* **Requirement**: State the count of lines below in which the word "PlanMan" appears, and add nothing.

* **Extracted entries**:

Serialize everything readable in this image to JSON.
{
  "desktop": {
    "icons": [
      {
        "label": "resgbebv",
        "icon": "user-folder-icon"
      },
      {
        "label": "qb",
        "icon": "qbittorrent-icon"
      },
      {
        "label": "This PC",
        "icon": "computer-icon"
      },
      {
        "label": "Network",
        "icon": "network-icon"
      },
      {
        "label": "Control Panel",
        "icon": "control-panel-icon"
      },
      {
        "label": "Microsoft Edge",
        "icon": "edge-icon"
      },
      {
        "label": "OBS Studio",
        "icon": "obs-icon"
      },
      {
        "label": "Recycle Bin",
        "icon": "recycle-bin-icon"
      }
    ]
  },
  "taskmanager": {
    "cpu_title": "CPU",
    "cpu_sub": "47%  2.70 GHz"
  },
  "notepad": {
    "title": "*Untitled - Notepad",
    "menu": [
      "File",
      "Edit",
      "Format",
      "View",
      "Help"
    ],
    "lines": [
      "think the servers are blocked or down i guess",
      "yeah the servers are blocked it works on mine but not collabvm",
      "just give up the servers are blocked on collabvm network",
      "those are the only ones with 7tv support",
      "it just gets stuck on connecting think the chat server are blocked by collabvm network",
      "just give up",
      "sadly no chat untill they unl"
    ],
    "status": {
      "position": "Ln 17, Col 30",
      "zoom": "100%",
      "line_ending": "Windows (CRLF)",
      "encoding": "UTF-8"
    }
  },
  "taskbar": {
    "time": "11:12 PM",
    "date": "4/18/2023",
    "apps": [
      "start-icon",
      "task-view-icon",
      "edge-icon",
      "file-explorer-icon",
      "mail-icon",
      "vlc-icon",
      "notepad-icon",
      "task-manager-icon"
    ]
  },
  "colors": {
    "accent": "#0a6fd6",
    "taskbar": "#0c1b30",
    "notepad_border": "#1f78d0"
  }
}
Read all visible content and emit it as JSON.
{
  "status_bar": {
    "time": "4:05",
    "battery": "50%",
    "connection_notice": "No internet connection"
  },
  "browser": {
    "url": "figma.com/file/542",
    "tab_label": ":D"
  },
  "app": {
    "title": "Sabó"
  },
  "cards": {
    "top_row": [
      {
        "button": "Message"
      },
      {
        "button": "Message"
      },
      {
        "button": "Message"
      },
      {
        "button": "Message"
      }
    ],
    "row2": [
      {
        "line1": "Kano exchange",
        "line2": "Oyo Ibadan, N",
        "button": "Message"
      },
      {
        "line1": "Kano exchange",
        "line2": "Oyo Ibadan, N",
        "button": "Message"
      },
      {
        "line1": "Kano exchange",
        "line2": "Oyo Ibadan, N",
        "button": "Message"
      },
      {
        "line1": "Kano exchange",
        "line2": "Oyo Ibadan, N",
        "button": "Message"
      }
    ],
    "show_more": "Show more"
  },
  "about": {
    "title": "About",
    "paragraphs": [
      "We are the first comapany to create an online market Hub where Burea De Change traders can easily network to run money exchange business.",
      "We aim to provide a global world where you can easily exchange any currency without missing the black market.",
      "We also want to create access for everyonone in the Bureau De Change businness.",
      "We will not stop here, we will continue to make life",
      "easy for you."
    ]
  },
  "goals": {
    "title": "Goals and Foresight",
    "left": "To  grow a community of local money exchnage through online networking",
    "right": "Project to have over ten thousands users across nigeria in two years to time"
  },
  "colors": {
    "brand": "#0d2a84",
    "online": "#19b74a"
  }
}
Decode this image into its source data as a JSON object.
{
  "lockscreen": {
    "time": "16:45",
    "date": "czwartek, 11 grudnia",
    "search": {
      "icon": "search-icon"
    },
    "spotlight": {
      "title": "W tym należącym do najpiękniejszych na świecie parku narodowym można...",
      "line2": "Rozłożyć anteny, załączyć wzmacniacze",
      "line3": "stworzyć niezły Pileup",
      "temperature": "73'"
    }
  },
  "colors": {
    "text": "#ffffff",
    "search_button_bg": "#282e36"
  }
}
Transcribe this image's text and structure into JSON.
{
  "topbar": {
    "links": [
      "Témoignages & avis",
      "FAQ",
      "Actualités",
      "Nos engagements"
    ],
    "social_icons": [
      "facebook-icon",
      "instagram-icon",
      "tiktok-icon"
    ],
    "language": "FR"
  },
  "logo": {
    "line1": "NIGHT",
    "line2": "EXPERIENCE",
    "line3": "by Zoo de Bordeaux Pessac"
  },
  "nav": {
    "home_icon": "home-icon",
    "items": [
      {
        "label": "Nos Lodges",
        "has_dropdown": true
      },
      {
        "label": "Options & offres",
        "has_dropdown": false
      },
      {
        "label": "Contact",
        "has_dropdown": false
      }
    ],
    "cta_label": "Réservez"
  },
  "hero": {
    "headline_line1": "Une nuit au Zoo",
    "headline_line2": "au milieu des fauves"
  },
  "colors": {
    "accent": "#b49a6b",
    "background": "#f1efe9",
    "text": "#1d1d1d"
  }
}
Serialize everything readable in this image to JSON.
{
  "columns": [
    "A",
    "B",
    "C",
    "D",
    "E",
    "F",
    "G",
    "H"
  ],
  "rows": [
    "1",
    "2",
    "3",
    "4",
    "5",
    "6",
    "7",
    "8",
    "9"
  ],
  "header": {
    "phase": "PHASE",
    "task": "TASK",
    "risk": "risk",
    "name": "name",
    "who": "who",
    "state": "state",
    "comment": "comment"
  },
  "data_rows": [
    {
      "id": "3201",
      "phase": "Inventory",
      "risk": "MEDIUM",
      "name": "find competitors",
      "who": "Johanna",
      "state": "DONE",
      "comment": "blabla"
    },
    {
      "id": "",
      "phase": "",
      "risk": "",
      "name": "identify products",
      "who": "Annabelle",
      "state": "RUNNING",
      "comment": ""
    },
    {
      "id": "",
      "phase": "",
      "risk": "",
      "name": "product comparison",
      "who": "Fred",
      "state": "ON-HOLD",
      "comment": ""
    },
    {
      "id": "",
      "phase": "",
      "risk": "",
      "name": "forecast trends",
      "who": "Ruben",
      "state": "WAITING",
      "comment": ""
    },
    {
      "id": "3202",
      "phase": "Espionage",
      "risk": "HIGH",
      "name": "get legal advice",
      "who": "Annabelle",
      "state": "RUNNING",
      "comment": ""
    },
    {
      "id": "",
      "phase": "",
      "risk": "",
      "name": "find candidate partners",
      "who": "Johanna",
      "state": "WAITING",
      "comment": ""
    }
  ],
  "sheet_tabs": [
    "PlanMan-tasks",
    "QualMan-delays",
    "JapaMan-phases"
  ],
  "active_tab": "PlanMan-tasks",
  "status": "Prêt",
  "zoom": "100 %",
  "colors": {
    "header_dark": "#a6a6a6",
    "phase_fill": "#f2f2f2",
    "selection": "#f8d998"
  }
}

* **Response to the task**: 2